In the blog post on school meals, what nickname was given to a type of tapioca served at school?

§ EXERCISE TEXT:
--------------------
Today’s post is by David Dixon, NAEE Trustee and author of Leadership for Sustainability: saving the planet one school at a time (Crown House Publishing, 2022). David is Tynedale’s Bicycle Mayor. As usual with our blogs, the views expressed are not necessarily shared by the Association.
Recently school meals hit the headlines when a headteacher in a letter to parents complained about the poor standard of food being served up in his school by an outside catering company. This went viral and the whole issue of dubious quality meals in schools became a national talking point. This has happened every so often for decades. Over 10 years ago Jamie Oliver was the most notable figure to intervene and suggest ways forward. People of my Baby Boomer generation remember the meals we had to endure in the form of greasy Spam fritters, custard that didn’t move and some type of tapioca which we nicknamed ‘frog-spawn’. We also had vegetables cooked to a slushy mush and grisly meat that refused to disintegrate in the mouth even after copious chewing. Nobody thought to complain about this, it was just something everyone accepted as the norm. Talk about us being boiled frogs of the system! Perhaps we would have been literally better off eating boiled frogs.
When I was a headteacher over 20 years this subject perennially reared its ugly head and was less easy to dismiss owing to the rise of Pupil Voice. Our school council was unrelenting in its disdain for the school meals on offer, with many children voting with their mouths and preferring to bring in packed lunches. This was a double whammy to good nutrition because many of these lunches were of poor quality themselves, being made up of things like white bread jam sandwiches, chocolate bars, cheese string, crisps and sugary drinks.
--------------------
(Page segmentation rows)

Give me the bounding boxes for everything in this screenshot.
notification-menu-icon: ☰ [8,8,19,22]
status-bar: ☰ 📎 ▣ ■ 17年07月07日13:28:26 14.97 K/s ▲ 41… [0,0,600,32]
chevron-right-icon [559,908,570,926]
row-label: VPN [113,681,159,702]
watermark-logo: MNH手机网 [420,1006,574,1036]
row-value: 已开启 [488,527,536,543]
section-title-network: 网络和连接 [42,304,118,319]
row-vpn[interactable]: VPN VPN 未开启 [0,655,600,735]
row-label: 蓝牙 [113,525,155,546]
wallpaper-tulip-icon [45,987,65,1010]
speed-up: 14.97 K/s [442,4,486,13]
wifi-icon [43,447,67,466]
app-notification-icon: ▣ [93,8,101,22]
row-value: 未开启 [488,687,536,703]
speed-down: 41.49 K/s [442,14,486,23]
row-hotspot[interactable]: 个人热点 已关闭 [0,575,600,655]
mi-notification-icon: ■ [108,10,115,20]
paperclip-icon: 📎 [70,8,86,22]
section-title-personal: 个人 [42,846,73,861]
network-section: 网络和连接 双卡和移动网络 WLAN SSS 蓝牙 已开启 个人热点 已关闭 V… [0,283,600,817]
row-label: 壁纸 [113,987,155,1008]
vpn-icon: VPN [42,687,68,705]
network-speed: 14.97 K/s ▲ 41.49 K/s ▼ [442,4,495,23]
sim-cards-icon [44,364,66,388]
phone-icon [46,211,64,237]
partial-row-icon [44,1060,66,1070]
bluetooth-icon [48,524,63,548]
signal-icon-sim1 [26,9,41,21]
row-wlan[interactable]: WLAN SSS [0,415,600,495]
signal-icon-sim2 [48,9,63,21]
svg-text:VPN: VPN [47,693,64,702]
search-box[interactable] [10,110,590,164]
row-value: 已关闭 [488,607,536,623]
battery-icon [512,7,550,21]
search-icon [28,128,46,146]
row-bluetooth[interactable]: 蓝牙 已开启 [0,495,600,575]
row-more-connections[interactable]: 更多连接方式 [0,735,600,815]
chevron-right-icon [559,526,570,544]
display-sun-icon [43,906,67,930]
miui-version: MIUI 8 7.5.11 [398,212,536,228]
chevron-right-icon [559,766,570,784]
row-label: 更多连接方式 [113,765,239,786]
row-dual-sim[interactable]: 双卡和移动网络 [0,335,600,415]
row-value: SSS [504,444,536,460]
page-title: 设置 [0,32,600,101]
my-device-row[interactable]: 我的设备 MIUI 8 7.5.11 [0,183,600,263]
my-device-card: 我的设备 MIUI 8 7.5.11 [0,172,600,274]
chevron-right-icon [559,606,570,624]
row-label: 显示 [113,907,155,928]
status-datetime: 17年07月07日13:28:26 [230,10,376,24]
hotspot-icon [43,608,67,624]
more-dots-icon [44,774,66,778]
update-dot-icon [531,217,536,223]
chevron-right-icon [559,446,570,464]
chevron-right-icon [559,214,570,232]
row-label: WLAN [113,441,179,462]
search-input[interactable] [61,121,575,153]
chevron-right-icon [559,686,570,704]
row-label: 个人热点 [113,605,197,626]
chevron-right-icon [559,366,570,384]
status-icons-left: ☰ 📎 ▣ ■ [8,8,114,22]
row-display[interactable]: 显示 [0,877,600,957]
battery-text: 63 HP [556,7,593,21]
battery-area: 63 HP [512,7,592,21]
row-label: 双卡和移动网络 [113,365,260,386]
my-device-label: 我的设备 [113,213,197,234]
--------------------
§ OUTPUT OF THE EXERCISE: 'Frog-spawn'